Each record below is to be copied word for word, with pictures removed.
--- BEGIN RECORDS FOR PROCESSING ---
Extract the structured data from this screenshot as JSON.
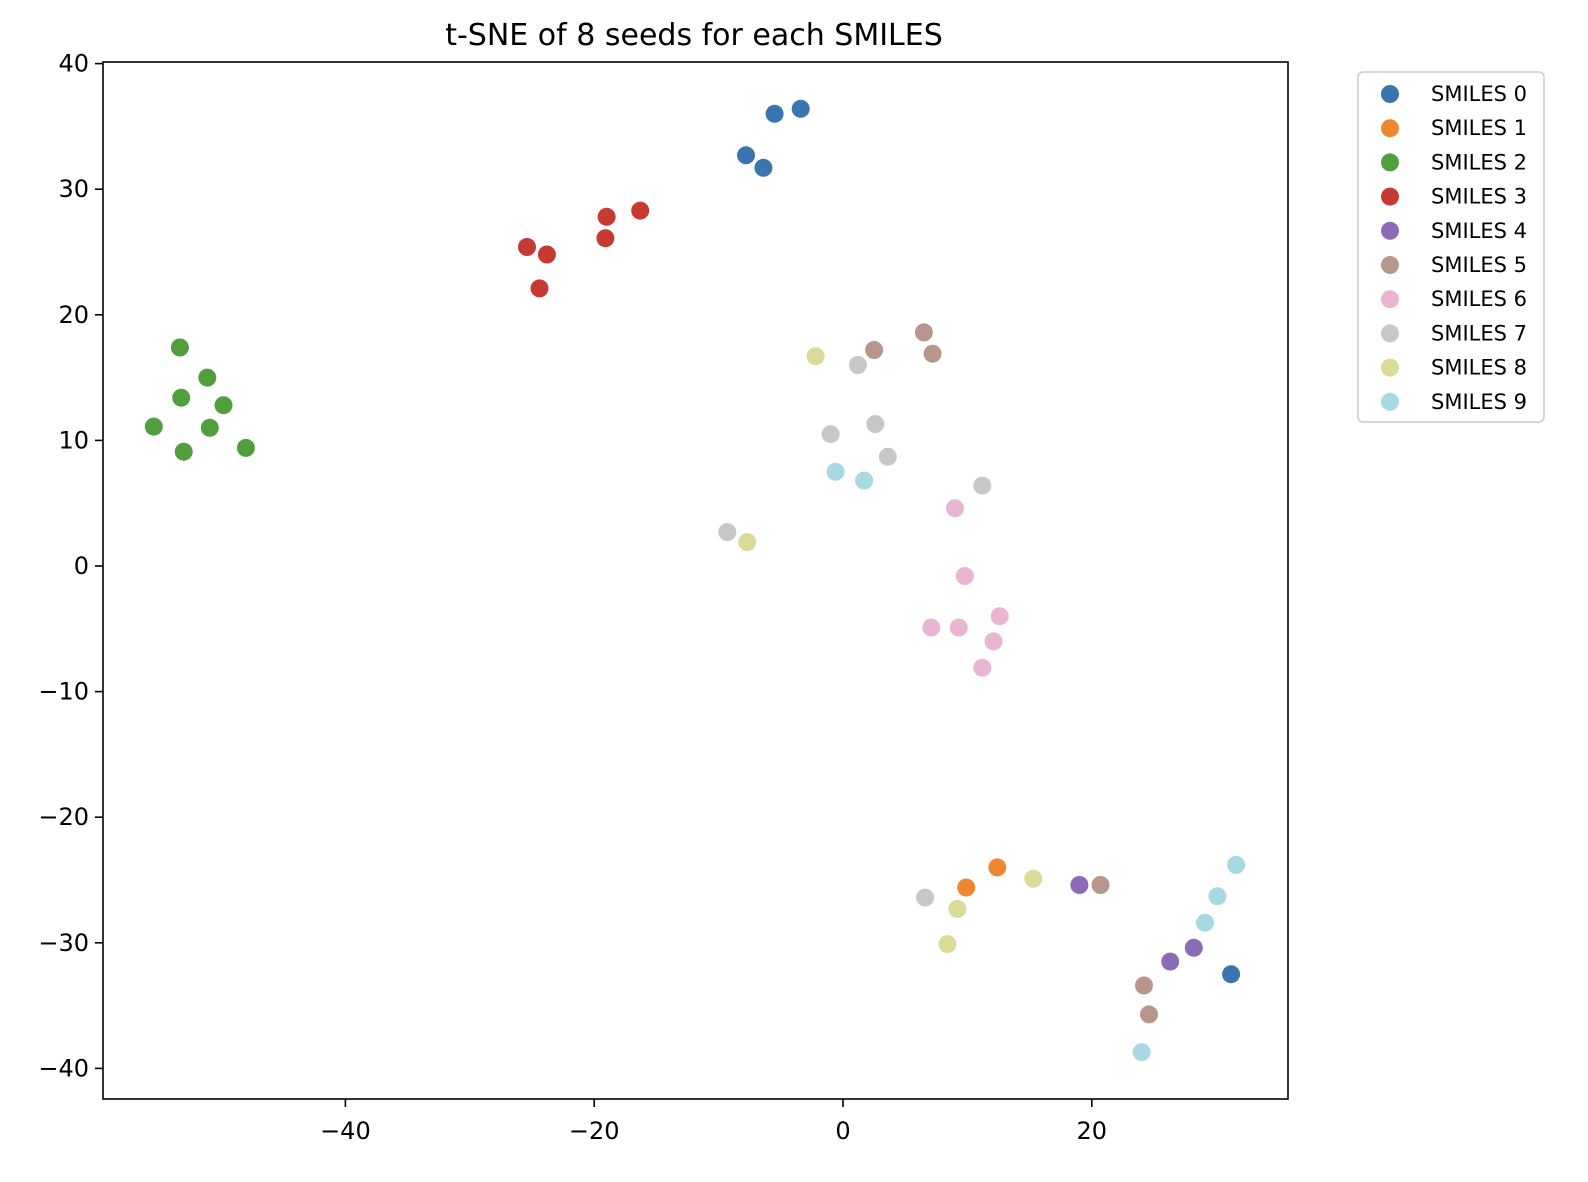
{
  "chart_data": {
    "type": "scatter",
    "title": "t-SNE of 8 seeds for each SMILES",
    "xlabel": "",
    "ylabel": "",
    "xlim": [
      -60,
      36
    ],
    "ylim": [
      -42.5,
      40
    ],
    "xticks": [
      -40,
      -20,
      0,
      20
    ],
    "yticks": [
      40,
      30,
      20,
      10,
      0,
      -10,
      -20,
      -30,
      -40
    ],
    "xtick_labels": [
      "−40",
      "−20",
      "0",
      "20"
    ],
    "ytick_labels": [
      "40",
      "30",
      "20",
      "10",
      "0",
      "−10",
      "−20",
      "−30",
      "−40"
    ],
    "grid": false,
    "legend_position": "outside-upper-right",
    "series": [
      {
        "name": "SMILES 0",
        "color": "#3a75b0",
        "points": [
          [
            -5.5,
            36.0
          ],
          [
            -3.4,
            36.4
          ],
          [
            -7.8,
            32.7
          ],
          [
            -6.4,
            31.7
          ],
          [
            31.2,
            -32.5
          ]
        ]
      },
      {
        "name": "SMILES 1",
        "color": "#ef8632",
        "points": [
          [
            12.4,
            -24.0
          ],
          [
            9.9,
            -25.6
          ]
        ]
      },
      {
        "name": "SMILES 2",
        "color": "#519e3e",
        "points": [
          [
            -53.3,
            17.4
          ],
          [
            -51.1,
            15.0
          ],
          [
            -53.2,
            13.4
          ],
          [
            -49.8,
            12.8
          ],
          [
            -55.4,
            11.1
          ],
          [
            -50.9,
            11.0
          ],
          [
            -53.0,
            9.1
          ],
          [
            -48.0,
            9.4
          ]
        ]
      },
      {
        "name": "SMILES 3",
        "color": "#c63a32",
        "points": [
          [
            -19.0,
            27.8
          ],
          [
            -16.3,
            28.3
          ],
          [
            -25.4,
            25.4
          ],
          [
            -23.8,
            24.8
          ],
          [
            -19.1,
            26.1
          ],
          [
            -24.4,
            22.1
          ]
        ]
      },
      {
        "name": "SMILES 4",
        "color": "#8d6ab8",
        "points": [
          [
            19.0,
            -25.4
          ],
          [
            26.3,
            -31.5
          ],
          [
            28.2,
            -30.4
          ]
        ]
      },
      {
        "name": "SMILES 5",
        "color": "#b8968b",
        "points": [
          [
            6.5,
            18.6
          ],
          [
            7.2,
            16.9
          ],
          [
            2.5,
            17.2
          ],
          [
            20.7,
            -25.4
          ],
          [
            24.2,
            -33.4
          ],
          [
            24.6,
            -35.7
          ]
        ]
      },
      {
        "name": "SMILES 6",
        "color": "#eab5d3",
        "points": [
          [
            9.0,
            4.6
          ],
          [
            9.8,
            -0.8
          ],
          [
            12.6,
            -4.0
          ],
          [
            7.1,
            -4.9
          ],
          [
            9.3,
            -4.9
          ],
          [
            12.1,
            -6.0
          ],
          [
            11.2,
            -8.1
          ]
        ]
      },
      {
        "name": "SMILES 7",
        "color": "#c7c7c7",
        "points": [
          [
            1.2,
            16.0
          ],
          [
            -1.0,
            10.5
          ],
          [
            2.6,
            11.3
          ],
          [
            3.6,
            8.7
          ],
          [
            11.2,
            6.4
          ],
          [
            -9.3,
            2.7
          ],
          [
            6.6,
            -26.4
          ]
        ]
      },
      {
        "name": "SMILES 8",
        "color": "#dbda98",
        "points": [
          [
            -2.2,
            16.7
          ],
          [
            -7.7,
            1.9
          ],
          [
            15.3,
            -24.9
          ],
          [
            9.2,
            -27.3
          ],
          [
            8.4,
            -30.1
          ]
        ]
      },
      {
        "name": "SMILES 9",
        "color": "#a8d8e2",
        "points": [
          [
            -0.6,
            7.5
          ],
          [
            1.7,
            6.8
          ],
          [
            31.6,
            -23.8
          ],
          [
            30.1,
            -26.3
          ],
          [
            29.1,
            -28.4
          ],
          [
            24.0,
            -38.7
          ]
        ]
      }
    ]
  }
}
--- END RECORDS FOR PROCESSING ---
[ANSWER TO THE TASK]
Extract the structured data from this screenshot as JSON.
{
  "chart_data": {
    "type": "scatter",
    "title": "t-SNE of 8 seeds for each SMILES",
    "xlabel": "",
    "ylabel": "",
    "xlim": [
      -60,
      36
    ],
    "ylim": [
      -42.5,
      40
    ],
    "xticks": [
      -40,
      -20,
      0,
      20
    ],
    "yticks": [
      40,
      30,
      20,
      10,
      0,
      -10,
      -20,
      -30,
      -40
    ],
    "xtick_labels": [
      "−40",
      "−20",
      "0",
      "20"
    ],
    "ytick_labels": [
      "40",
      "30",
      "20",
      "10",
      "0",
      "−10",
      "−20",
      "−30",
      "−40"
    ],
    "grid": false,
    "legend_position": "outside-upper-right",
    "series": [
      {
        "name": "SMILES 0",
        "color": "#3a75b0",
        "points": [
          [
            -5.5,
            36.0
          ],
          [
            -3.4,
            36.4
          ],
          [
            -7.8,
            32.7
          ],
          [
            -6.4,
            31.7
          ],
          [
            31.2,
            -32.5
          ]
        ]
      },
      {
        "name": "SMILES 1",
        "color": "#ef8632",
        "points": [
          [
            12.4,
            -24.0
          ],
          [
            9.9,
            -25.6
          ]
        ]
      },
      {
        "name": "SMILES 2",
        "color": "#519e3e",
        "points": [
          [
            -53.3,
            17.4
          ],
          [
            -51.1,
            15.0
          ],
          [
            -53.2,
            13.4
          ],
          [
            -49.8,
            12.8
          ],
          [
            -55.4,
            11.1
          ],
          [
            -50.9,
            11.0
          ],
          [
            -53.0,
            9.1
          ],
          [
            -48.0,
            9.4
          ]
        ]
      },
      {
        "name": "SMILES 3",
        "color": "#c63a32",
        "points": [
          [
            -19.0,
            27.8
          ],
          [
            -16.3,
            28.3
          ],
          [
            -25.4,
            25.4
          ],
          [
            -23.8,
            24.8
          ],
          [
            -19.1,
            26.1
          ],
          [
            -24.4,
            22.1
          ]
        ]
      },
      {
        "name": "SMILES 4",
        "color": "#8d6ab8",
        "points": [
          [
            19.0,
            -25.4
          ],
          [
            26.3,
            -31.5
          ],
          [
            28.2,
            -30.4
          ]
        ]
      },
      {
        "name": "SMILES 5",
        "color": "#b8968b",
        "points": [
          [
            6.5,
            18.6
          ],
          [
            7.2,
            16.9
          ],
          [
            2.5,
            17.2
          ],
          [
            20.7,
            -25.4
          ],
          [
            24.2,
            -33.4
          ],
          [
            24.6,
            -35.7
          ]
        ]
      },
      {
        "name": "SMILES 6",
        "color": "#eab5d3",
        "points": [
          [
            9.0,
            4.6
          ],
          [
            9.8,
            -0.8
          ],
          [
            12.6,
            -4.0
          ],
          [
            7.1,
            -4.9
          ],
          [
            9.3,
            -4.9
          ],
          [
            12.1,
            -6.0
          ],
          [
            11.2,
            -8.1
          ]
        ]
      },
      {
        "name": "SMILES 7",
        "color": "#c7c7c7",
        "points": [
          [
            1.2,
            16.0
          ],
          [
            -1.0,
            10.5
          ],
          [
            2.6,
            11.3
          ],
          [
            3.6,
            8.7
          ],
          [
            11.2,
            6.4
          ],
          [
            -9.3,
            2.7
          ],
          [
            6.6,
            -26.4
          ]
        ]
      },
      {
        "name": "SMILES 8",
        "color": "#dbda98",
        "points": [
          [
            -2.2,
            16.7
          ],
          [
            -7.7,
            1.9
          ],
          [
            15.3,
            -24.9
          ],
          [
            9.2,
            -27.3
          ],
          [
            8.4,
            -30.1
          ]
        ]
      },
      {
        "name": "SMILES 9",
        "color": "#a8d8e2",
        "points": [
          [
            -0.6,
            7.5
          ],
          [
            1.7,
            6.8
          ],
          [
            31.6,
            -23.8
          ],
          [
            30.1,
            -26.3
          ],
          [
            29.1,
            -28.4
          ],
          [
            24.0,
            -38.7
          ]
        ]
      }
    ]
  }
}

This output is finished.